━━━ Dataset extract ━━━
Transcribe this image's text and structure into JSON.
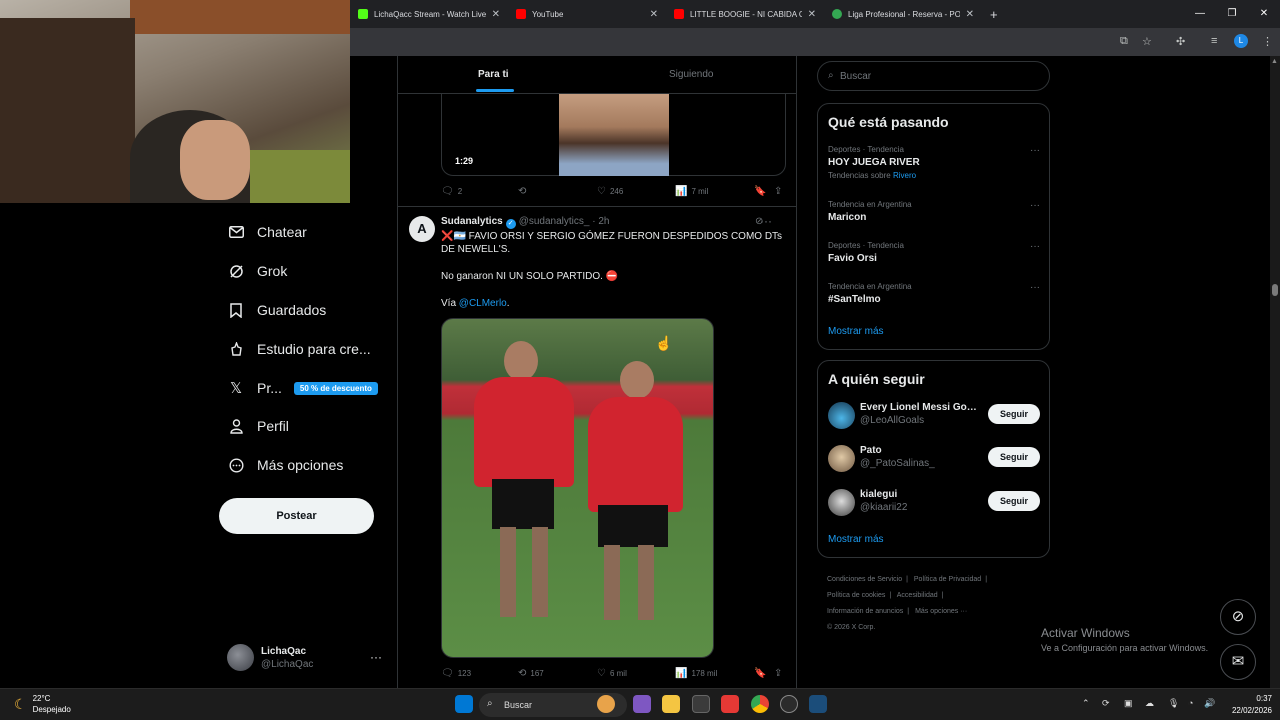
{
  "browser": {
    "tabs": [
      {
        "title": "LichaQacc Stream - Watch Live",
        "color": "#53fc18"
      },
      {
        "title": "YouTube",
        "color": "#ff0000"
      },
      {
        "title": "LITTLE BOOGIE - NI CABIDA CO",
        "color": "#ff0000"
      },
      {
        "title": "Liga Profesional - Reserva - PO",
        "color": "#34a853"
      }
    ],
    "new_tab": "+",
    "profile_initial": "L"
  },
  "nav": {
    "items": [
      {
        "label": "Chatear",
        "icon": "envelope-icon"
      },
      {
        "label": "Grok",
        "icon": "grok-icon"
      },
      {
        "label": "Guardados",
        "icon": "bookmark-icon"
      },
      {
        "label": "Estudio para cre...",
        "icon": "creator-studio-icon"
      },
      {
        "label": "Pr...",
        "icon": "x-logo-icon",
        "badge": "50 % de descuento"
      },
      {
        "label": "Perfil",
        "icon": "person-icon"
      },
      {
        "label": "Más opciones",
        "icon": "more-circle-icon"
      }
    ],
    "post_label": "Postear",
    "account": {
      "name": "LichaQac",
      "handle": "@LichaQac"
    }
  },
  "feed": {
    "tabs": {
      "active": "Para ti",
      "inactive": "Siguiendo"
    },
    "prev_post": {
      "video_time": "1:29",
      "replies": "2",
      "likes": "246",
      "views": "7 mil"
    },
    "post": {
      "avatar_letter": "A",
      "author": "Sudanalytics",
      "handle": "@sudanalytics_",
      "time": "· 2h",
      "line1": "❌🇦🇷 FAVIO ORSI Y SERGIO GÓMEZ FUERON DESPEDIDOS COMO DTs DE NEWELL'S.",
      "line2": "No ganaron NI UN SOLO PARTIDO. ⛔",
      "via_prefix": "Vía ",
      "via_link": "@CLMerlo",
      "via_suffix": ".",
      "replies": "123",
      "reposts": "167",
      "likes": "6 mil",
      "views": "178 mil"
    }
  },
  "search": {
    "placeholder": "Buscar"
  },
  "trends": {
    "title": "Qué está pasando",
    "items": [
      {
        "context": "Deportes · Tendencia",
        "title": "HOY JUEGA RIVER",
        "sub_prefix": "Tendencias sobre ",
        "sub_link": "Rivero"
      },
      {
        "context": "Tendencia en Argentina",
        "title": "Maricon"
      },
      {
        "context": "Deportes · Tendencia",
        "title": "Favio Orsi"
      },
      {
        "context": "Tendencia en Argentina",
        "title": "#SanTelmo"
      }
    ],
    "show_more": "Mostrar más"
  },
  "who_to_follow": {
    "title": "A quién seguir",
    "items": [
      {
        "name": "Every Lionel Messi Goa...",
        "handle": "@LeoAllGoals",
        "button": "Seguir"
      },
      {
        "name": "Pato",
        "handle": "@_PatoSalinas_",
        "button": "Seguir"
      },
      {
        "name": "kialegui",
        "handle": "@kiaarii22",
        "button": "Seguir"
      }
    ],
    "show_more": "Mostrar más"
  },
  "footer": {
    "links": [
      "Condiciones de Servicio",
      "|",
      "Política de Privacidad",
      "|",
      "Política de cookies",
      "|",
      "Accesibilidad",
      "|",
      "Información de anuncios",
      "|",
      "Más opciones ···"
    ],
    "copyright": "© 2026 X Corp."
  },
  "watermark": {
    "line1": "Activar Windows",
    "line2": "Ve a Configuración para activar Windows."
  },
  "taskbar": {
    "weather_temp": "22°C",
    "weather_desc": "Despejado",
    "search_label": "Buscar",
    "time": "0:37",
    "date": "22/02/2026"
  },
  "colors": {
    "accent": "#1d9bf0",
    "background": "#000000",
    "border": "#2f3336"
  }
}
━━━
_Exercise directions_. Would you mind returning each entry above word for word, skipping the images?

_Answer_.
Transcribe this image's text and structure into JSON.
{
  "browser": {
    "tabs": [
      {
        "title": "LichaQacc Stream - Watch Live",
        "color": "#53fc18"
      },
      {
        "title": "YouTube",
        "color": "#ff0000"
      },
      {
        "title": "LITTLE BOOGIE - NI CABIDA CO",
        "color": "#ff0000"
      },
      {
        "title": "Liga Profesional - Reserva - PO",
        "color": "#34a853"
      }
    ],
    "new_tab": "+",
    "profile_initial": "L"
  },
  "nav": {
    "items": [
      {
        "label": "Chatear",
        "icon": "envelope-icon"
      },
      {
        "label": "Grok",
        "icon": "grok-icon"
      },
      {
        "label": "Guardados",
        "icon": "bookmark-icon"
      },
      {
        "label": "Estudio para cre...",
        "icon": "creator-studio-icon"
      },
      {
        "label": "Pr...",
        "icon": "x-logo-icon",
        "badge": "50 % de descuento"
      },
      {
        "label": "Perfil",
        "icon": "person-icon"
      },
      {
        "label": "Más opciones",
        "icon": "more-circle-icon"
      }
    ],
    "post_label": "Postear",
    "account": {
      "name": "LichaQac",
      "handle": "@LichaQac"
    }
  },
  "feed": {
    "tabs": {
      "active": "Para ti",
      "inactive": "Siguiendo"
    },
    "prev_post": {
      "video_time": "1:29",
      "replies": "2",
      "likes": "246",
      "views": "7 mil"
    },
    "post": {
      "avatar_letter": "A",
      "author": "Sudanalytics",
      "handle": "@sudanalytics_",
      "time": "· 2h",
      "line1": "❌🇦🇷 FAVIO ORSI Y SERGIO GÓMEZ FUERON DESPEDIDOS COMO DTs DE NEWELL'S.",
      "line2": "No ganaron NI UN SOLO PARTIDO. ⛔",
      "via_prefix": "Vía ",
      "via_link": "@CLMerlo",
      "via_suffix": ".",
      "replies": "123",
      "reposts": "167",
      "likes": "6 mil",
      "views": "178 mil"
    }
  },
  "search": {
    "placeholder": "Buscar"
  },
  "trends": {
    "title": "Qué está pasando",
    "items": [
      {
        "context": "Deportes · Tendencia",
        "title": "HOY JUEGA RIVER",
        "sub_prefix": "Tendencias sobre ",
        "sub_link": "Rivero"
      },
      {
        "context": "Tendencia en Argentina",
        "title": "Maricon"
      },
      {
        "context": "Deportes · Tendencia",
        "title": "Favio Orsi"
      },
      {
        "context": "Tendencia en Argentina",
        "title": "#SanTelmo"
      }
    ],
    "show_more": "Mostrar más"
  },
  "who_to_follow": {
    "title": "A quién seguir",
    "items": [
      {
        "name": "Every Lionel Messi Goa...",
        "handle": "@LeoAllGoals",
        "button": "Seguir"
      },
      {
        "name": "Pato",
        "handle": "@_PatoSalinas_",
        "button": "Seguir"
      },
      {
        "name": "kialegui",
        "handle": "@kiaarii22",
        "button": "Seguir"
      }
    ],
    "show_more": "Mostrar más"
  },
  "footer": {
    "links": [
      "Condiciones de Servicio",
      "|",
      "Política de Privacidad",
      "|",
      "Política de cookies",
      "|",
      "Accesibilidad",
      "|",
      "Información de anuncios",
      "|",
      "Más opciones ···"
    ],
    "copyright": "© 2026 X Corp."
  },
  "watermark": {
    "line1": "Activar Windows",
    "line2": "Ve a Configuración para activar Windows."
  },
  "taskbar": {
    "weather_temp": "22°C",
    "weather_desc": "Despejado",
    "search_label": "Buscar",
    "time": "0:37",
    "date": "22/02/2026"
  },
  "colors": {
    "accent": "#1d9bf0",
    "background": "#000000",
    "border": "#2f3336"
  }
}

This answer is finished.